** start Extracted information **

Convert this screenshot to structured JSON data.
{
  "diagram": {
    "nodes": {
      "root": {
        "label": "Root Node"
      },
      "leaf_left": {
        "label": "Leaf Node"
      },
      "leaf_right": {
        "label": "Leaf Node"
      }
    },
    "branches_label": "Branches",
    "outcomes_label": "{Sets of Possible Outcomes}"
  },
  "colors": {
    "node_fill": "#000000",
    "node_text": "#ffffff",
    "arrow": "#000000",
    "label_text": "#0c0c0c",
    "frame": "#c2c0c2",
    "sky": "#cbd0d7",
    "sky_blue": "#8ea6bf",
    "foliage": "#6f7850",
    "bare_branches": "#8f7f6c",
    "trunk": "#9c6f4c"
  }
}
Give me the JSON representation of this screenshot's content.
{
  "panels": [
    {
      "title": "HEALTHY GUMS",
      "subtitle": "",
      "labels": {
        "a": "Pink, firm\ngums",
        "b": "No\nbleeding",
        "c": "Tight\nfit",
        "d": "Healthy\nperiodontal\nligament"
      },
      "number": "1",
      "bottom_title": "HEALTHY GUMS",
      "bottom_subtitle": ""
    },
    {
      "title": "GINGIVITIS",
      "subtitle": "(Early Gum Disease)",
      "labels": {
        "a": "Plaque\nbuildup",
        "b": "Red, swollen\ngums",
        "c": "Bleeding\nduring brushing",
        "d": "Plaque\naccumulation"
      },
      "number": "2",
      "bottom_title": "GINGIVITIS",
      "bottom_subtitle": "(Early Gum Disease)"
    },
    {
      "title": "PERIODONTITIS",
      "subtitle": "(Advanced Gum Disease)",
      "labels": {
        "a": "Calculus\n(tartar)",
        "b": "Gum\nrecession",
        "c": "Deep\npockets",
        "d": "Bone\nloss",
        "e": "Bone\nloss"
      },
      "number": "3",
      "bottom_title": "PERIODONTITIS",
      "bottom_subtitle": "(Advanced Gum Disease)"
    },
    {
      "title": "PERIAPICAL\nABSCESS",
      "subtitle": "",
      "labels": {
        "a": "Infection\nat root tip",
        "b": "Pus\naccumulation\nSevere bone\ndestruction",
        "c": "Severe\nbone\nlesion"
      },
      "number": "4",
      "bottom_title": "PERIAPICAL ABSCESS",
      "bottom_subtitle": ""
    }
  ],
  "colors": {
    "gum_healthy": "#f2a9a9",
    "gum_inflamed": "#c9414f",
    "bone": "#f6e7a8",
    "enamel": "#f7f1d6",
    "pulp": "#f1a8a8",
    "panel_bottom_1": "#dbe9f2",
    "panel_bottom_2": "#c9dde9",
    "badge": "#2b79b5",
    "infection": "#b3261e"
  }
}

** end Extracted information **

_Short task_
Set down nothing but the lines from the one with "Give me the" through the end of the records, keeping each line exactly as written and including both ends.

_Final result_
Give me the JSON representation of this screenshot's content.
{
  "panels": [
    {
      "title": "HEALTHY GUMS",
      "subtitle": "",
      "labels": {
        "a": "Pink, firm\ngums",
        "b": "No\nbleeding",
        "c": "Tight\nfit",
        "d": "Healthy\nperiodontal\nligament"
      },
      "number": "1",
      "bottom_title": "HEALTHY GUMS",
      "bottom_subtitle": ""
    },
    {
      "title": "GINGIVITIS",
      "subtitle": "(Early Gum Disease)",
      "labels": {
        "a": "Plaque\nbuildup",
        "b": "Red, swollen\ngums",
        "c": "Bleeding\nduring brushing",
        "d": "Plaque\naccumulation"
      },
      "number": "2",
      "bottom_title": "GINGIVITIS",
      "bottom_subtitle": "(Early Gum Disease)"
    },
    {
      "title": "PERIODONTITIS",
      "subtitle": "(Advanced Gum Disease)",
      "labels": {
        "a": "Calculus\n(tartar)",
        "b": "Gum\nrecession",
        "c": "Deep\npockets",
        "d": "Bone\nloss",
        "e": "Bone\nloss"
      },
      "number": "3",
      "bottom_title": "PERIODONTITIS",
      "bottom_subtitle": "(Advanced Gum Disease)"
    },
    {
      "title": "PERIAPICAL\nABSCESS",
      "subtitle": "",
      "labels": {
        "a": "Infection\nat root tip",
        "b": "Pus\naccumulation\nSevere bone\ndestruction",
        "c": "Severe\nbone\nlesion"
      },
      "number": "4",
      "bottom_title": "PERIAPICAL ABSCESS",
      "bottom_subtitle": ""
    }
  ],
  "colors": {
    "gum_healthy": "#f2a9a9",
    "gum_inflamed": "#c9414f",
    "bone": "#f6e7a8",
    "enamel": "#f7f1d6",
    "pulp": "#f1a8a8",
    "panel_bottom_1": "#dbe9f2",
    "panel_bottom_2": "#c9dde9",
    "badge": "#2b79b5",
    "infection": "#b3261e"
  }
}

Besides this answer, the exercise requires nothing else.